*TASK REQUIREMENTS:*
Restate all of the data exactly.

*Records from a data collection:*
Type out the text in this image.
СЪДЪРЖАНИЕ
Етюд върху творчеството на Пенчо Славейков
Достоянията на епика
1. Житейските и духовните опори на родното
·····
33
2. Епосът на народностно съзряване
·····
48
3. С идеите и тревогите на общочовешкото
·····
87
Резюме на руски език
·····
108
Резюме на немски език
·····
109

*WRITTEN ANSWER:*
Type out the text in this image.
СЪДЪРЖАНИЕ
Етюд върху творчеството на Пенчо Славейков
Достоянията на епика
1. Житейските и духовните опори на родното
·····
33
2. Епосът на народностно съзряване
·····
48
3. С идеите и тревогите на общочовешкото
·····
87
Резюме на руски език
·····
108
Резюме на немски език
·····
109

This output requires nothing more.